### DATA SHOWN
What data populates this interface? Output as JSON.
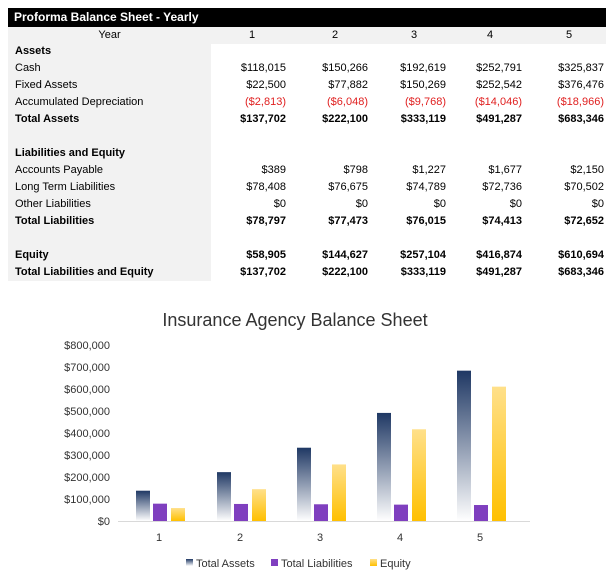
{
  "table": {
    "title": "Proforma Balance Sheet - Yearly",
    "year_label": "Year",
    "years": [
      "1",
      "2",
      "3",
      "4",
      "5"
    ],
    "rows": [
      {
        "label": "Assets",
        "bold": true,
        "values": []
      },
      {
        "label": "Cash",
        "values": [
          "$118,015",
          "$150,266",
          "$192,619",
          "$252,791",
          "$325,837"
        ]
      },
      {
        "label": "Fixed Assets",
        "values": [
          "$22,500",
          "$77,882",
          "$150,269",
          "$252,542",
          "$376,476"
        ]
      },
      {
        "label": "Accumulated Depreciation",
        "negative": true,
        "values": [
          "($2,813)",
          "($6,048)",
          "($9,768)",
          "($14,046)",
          "($18,966)"
        ]
      },
      {
        "label": "Total Assets",
        "bold": true,
        "values": [
          "$137,702",
          "$222,100",
          "$333,119",
          "$491,287",
          "$683,346"
        ]
      },
      {
        "label": "",
        "values": []
      },
      {
        "label": "Liabilities and Equity",
        "bold": true,
        "values": []
      },
      {
        "label": "Accounts Payable",
        "values": [
          "$389",
          "$798",
          "$1,227",
          "$1,677",
          "$2,150"
        ]
      },
      {
        "label": "Long Term Liabilities",
        "values": [
          "$78,408",
          "$76,675",
          "$74,789",
          "$72,736",
          "$70,502"
        ]
      },
      {
        "label": "Other Liabilities",
        "values": [
          "$0",
          "$0",
          "$0",
          "$0",
          "$0"
        ]
      },
      {
        "label": "Total Liabilities",
        "bold": true,
        "values": [
          "$78,797",
          "$77,473",
          "$76,015",
          "$74,413",
          "$72,652"
        ]
      },
      {
        "label": "",
        "values": []
      },
      {
        "label": "Equity",
        "bold": true,
        "values": [
          "$58,905",
          "$144,627",
          "$257,104",
          "$416,874",
          "$610,694"
        ]
      },
      {
        "label": "Total Liabilities and Equity",
        "bold": true,
        "values": [
          "$137,702",
          "$222,100",
          "$333,119",
          "$491,287",
          "$683,346"
        ]
      }
    ],
    "negative_color": "#e02020"
  },
  "chart_data": {
    "type": "bar",
    "title": "Insurance Agency Balance Sheet",
    "categories": [
      "1",
      "2",
      "3",
      "4",
      "5"
    ],
    "series": [
      {
        "name": "Total Assets",
        "values": [
          137702,
          222100,
          333119,
          491287,
          683346
        ],
        "color": "#1f3864"
      },
      {
        "name": "Total Liabilities",
        "values": [
          78797,
          77473,
          76015,
          74413,
          72652
        ],
        "color": "#7f3fbf"
      },
      {
        "name": "Equity",
        "values": [
          58905,
          144627,
          257104,
          416874,
          610694
        ],
        "color": "#ffc000"
      }
    ],
    "ylim": [
      0,
      800000
    ],
    "yticks": [
      "$0",
      "$100,000",
      "$200,000",
      "$300,000",
      "$400,000",
      "$500,000",
      "$600,000",
      "$700,000",
      "$800,000"
    ],
    "grid": false,
    "legend": "bottom"
  }
}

### GOAL OF THE EXERCISE
State the number of lines in the data that include the string "title", and add nothing else.

### RESPONSE
2